* DATA RECORDS:
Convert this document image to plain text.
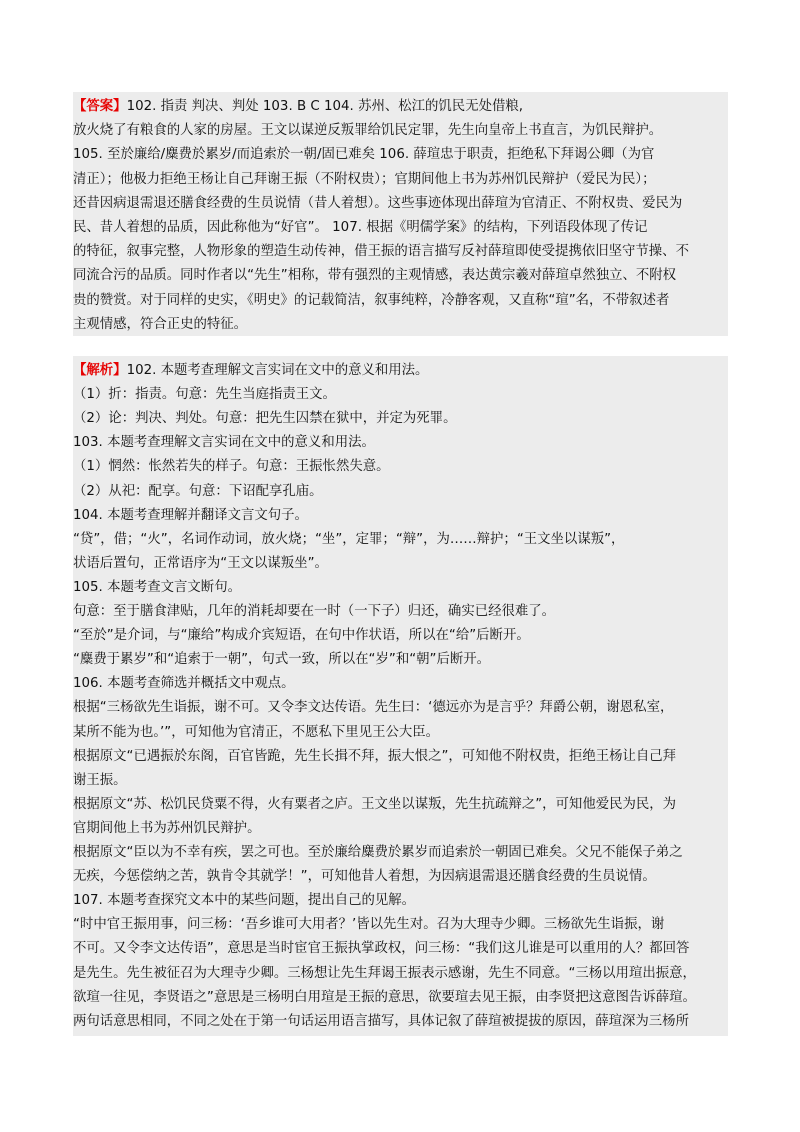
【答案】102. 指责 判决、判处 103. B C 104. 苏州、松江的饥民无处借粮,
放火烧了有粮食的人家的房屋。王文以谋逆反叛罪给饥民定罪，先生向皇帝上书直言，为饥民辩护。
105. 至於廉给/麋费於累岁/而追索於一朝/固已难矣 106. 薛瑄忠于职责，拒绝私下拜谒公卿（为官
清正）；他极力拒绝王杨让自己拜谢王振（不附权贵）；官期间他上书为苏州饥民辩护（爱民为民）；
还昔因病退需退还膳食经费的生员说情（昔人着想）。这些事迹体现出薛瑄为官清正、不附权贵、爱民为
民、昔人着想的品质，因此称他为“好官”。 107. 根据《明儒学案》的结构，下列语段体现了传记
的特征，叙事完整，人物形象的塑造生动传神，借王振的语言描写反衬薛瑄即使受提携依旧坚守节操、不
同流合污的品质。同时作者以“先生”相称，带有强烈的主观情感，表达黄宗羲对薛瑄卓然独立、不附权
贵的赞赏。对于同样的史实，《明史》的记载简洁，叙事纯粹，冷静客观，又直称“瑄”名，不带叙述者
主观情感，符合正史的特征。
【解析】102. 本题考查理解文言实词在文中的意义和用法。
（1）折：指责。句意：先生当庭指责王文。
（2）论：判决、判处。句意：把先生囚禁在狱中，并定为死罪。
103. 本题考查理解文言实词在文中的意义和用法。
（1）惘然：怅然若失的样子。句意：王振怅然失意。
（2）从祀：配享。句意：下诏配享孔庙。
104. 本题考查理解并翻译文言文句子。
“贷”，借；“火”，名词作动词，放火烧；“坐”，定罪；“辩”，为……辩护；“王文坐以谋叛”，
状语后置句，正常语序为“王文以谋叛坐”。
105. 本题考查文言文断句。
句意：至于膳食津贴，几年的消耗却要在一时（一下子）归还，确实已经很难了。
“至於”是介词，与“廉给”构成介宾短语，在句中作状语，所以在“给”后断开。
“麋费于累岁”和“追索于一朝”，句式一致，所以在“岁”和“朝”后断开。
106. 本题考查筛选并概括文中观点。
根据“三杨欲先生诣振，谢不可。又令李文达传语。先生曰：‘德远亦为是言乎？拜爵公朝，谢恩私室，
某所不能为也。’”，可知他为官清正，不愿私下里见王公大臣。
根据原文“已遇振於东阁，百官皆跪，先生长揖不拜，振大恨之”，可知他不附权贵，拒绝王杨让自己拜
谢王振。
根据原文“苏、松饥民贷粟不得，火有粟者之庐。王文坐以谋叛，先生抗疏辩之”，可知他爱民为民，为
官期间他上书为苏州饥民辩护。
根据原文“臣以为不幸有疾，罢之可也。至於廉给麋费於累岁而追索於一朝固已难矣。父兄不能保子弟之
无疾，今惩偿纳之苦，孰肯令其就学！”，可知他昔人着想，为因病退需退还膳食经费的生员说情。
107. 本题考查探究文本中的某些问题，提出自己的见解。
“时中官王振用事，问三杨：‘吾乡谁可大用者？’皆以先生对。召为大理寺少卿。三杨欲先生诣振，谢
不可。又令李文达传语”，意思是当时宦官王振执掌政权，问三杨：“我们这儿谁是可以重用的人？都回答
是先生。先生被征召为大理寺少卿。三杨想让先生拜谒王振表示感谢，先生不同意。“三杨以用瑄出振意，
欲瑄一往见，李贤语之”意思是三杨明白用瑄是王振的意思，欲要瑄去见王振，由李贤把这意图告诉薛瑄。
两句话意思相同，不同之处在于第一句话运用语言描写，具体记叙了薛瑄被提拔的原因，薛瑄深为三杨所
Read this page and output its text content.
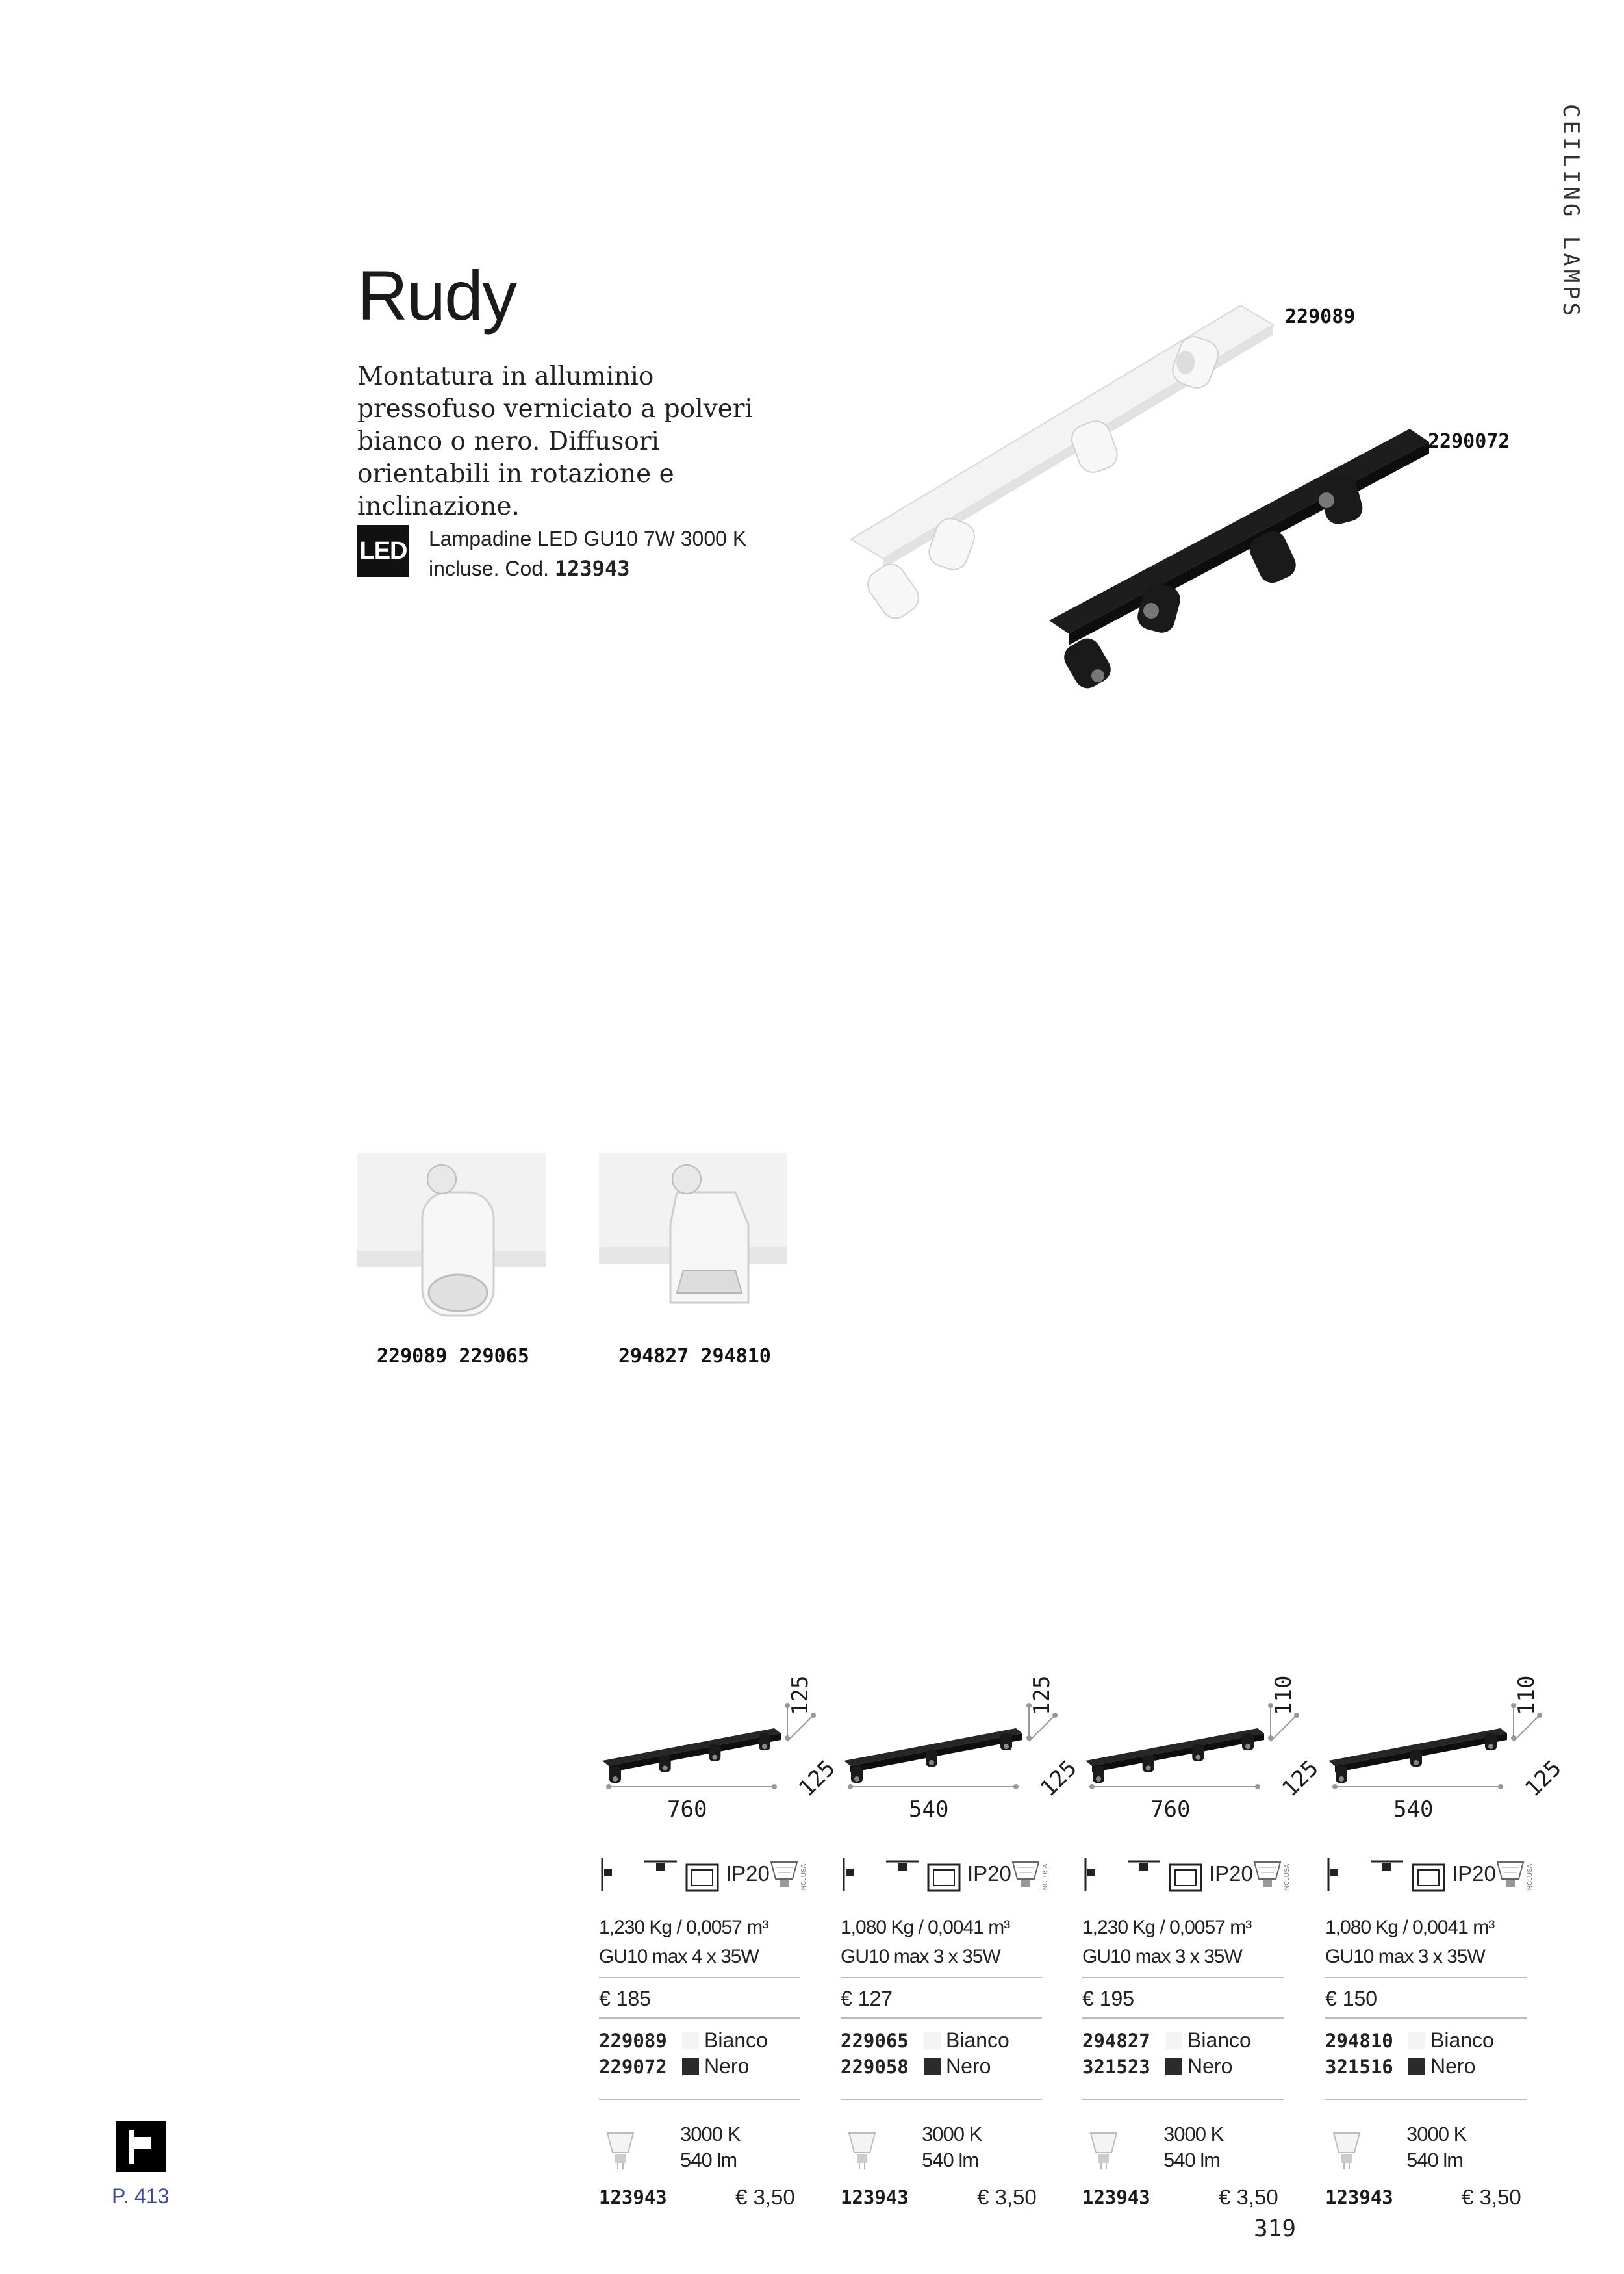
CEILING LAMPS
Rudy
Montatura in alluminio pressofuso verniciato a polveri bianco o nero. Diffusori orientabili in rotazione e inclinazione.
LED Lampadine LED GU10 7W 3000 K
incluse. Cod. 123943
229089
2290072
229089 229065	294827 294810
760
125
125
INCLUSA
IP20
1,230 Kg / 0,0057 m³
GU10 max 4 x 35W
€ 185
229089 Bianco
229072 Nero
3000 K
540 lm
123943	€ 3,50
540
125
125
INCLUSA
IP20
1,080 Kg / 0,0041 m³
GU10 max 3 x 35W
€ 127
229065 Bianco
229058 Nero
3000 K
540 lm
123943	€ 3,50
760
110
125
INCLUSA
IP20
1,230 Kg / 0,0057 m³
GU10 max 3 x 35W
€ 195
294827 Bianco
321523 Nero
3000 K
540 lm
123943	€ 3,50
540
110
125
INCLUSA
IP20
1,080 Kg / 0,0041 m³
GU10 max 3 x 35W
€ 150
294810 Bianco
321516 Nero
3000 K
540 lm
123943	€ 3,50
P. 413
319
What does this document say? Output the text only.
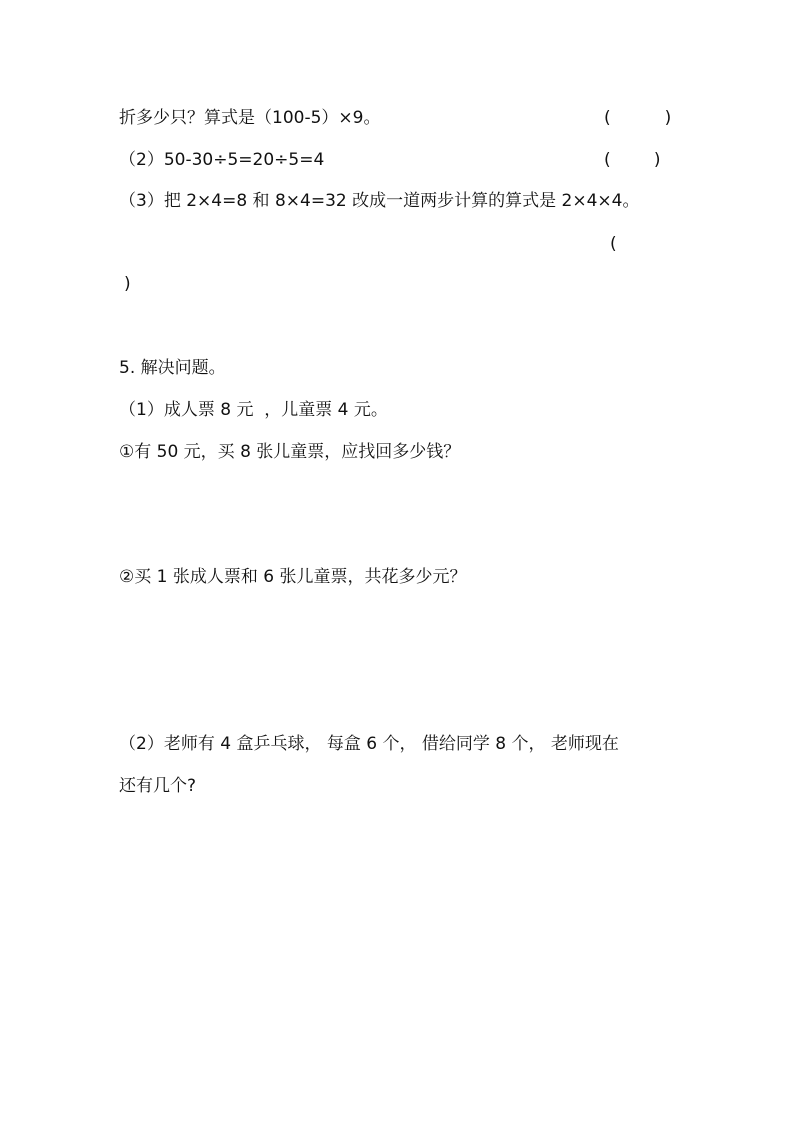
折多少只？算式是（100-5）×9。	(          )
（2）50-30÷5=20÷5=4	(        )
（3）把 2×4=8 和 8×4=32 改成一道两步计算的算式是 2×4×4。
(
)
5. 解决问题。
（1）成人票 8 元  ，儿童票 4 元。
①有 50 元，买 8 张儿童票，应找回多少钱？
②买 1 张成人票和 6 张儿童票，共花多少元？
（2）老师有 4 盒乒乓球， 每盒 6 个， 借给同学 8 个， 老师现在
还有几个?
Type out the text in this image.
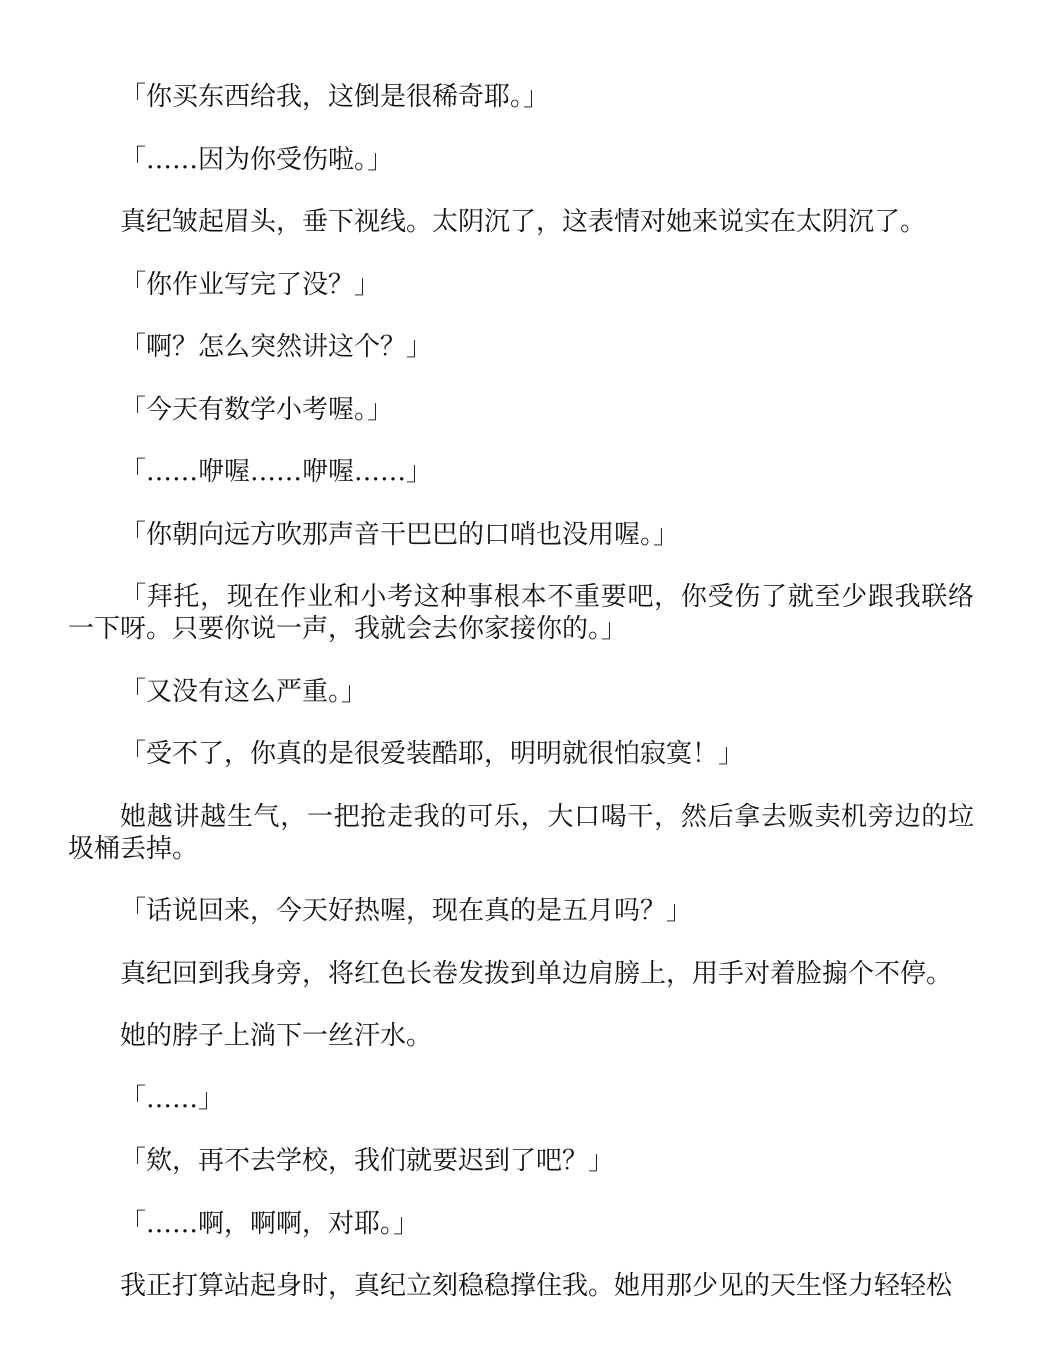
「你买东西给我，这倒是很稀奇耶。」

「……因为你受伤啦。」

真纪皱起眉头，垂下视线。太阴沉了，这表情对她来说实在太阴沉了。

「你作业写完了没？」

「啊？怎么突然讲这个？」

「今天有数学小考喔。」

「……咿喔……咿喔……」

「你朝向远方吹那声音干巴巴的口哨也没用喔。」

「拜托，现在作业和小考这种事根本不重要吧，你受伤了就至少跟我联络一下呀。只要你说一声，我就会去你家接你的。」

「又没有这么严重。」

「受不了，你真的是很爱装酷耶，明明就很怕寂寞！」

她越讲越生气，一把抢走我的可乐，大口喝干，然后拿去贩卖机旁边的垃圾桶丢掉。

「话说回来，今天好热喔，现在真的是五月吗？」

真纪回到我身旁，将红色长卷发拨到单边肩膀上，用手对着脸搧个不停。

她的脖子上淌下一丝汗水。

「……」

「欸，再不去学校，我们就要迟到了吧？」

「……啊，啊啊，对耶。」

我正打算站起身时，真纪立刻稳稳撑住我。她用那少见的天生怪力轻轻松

* OBJECTIVE: Report only how many lines in the entries contain "张儿童票".

* OUTPUT OF THE EXERCISE: 2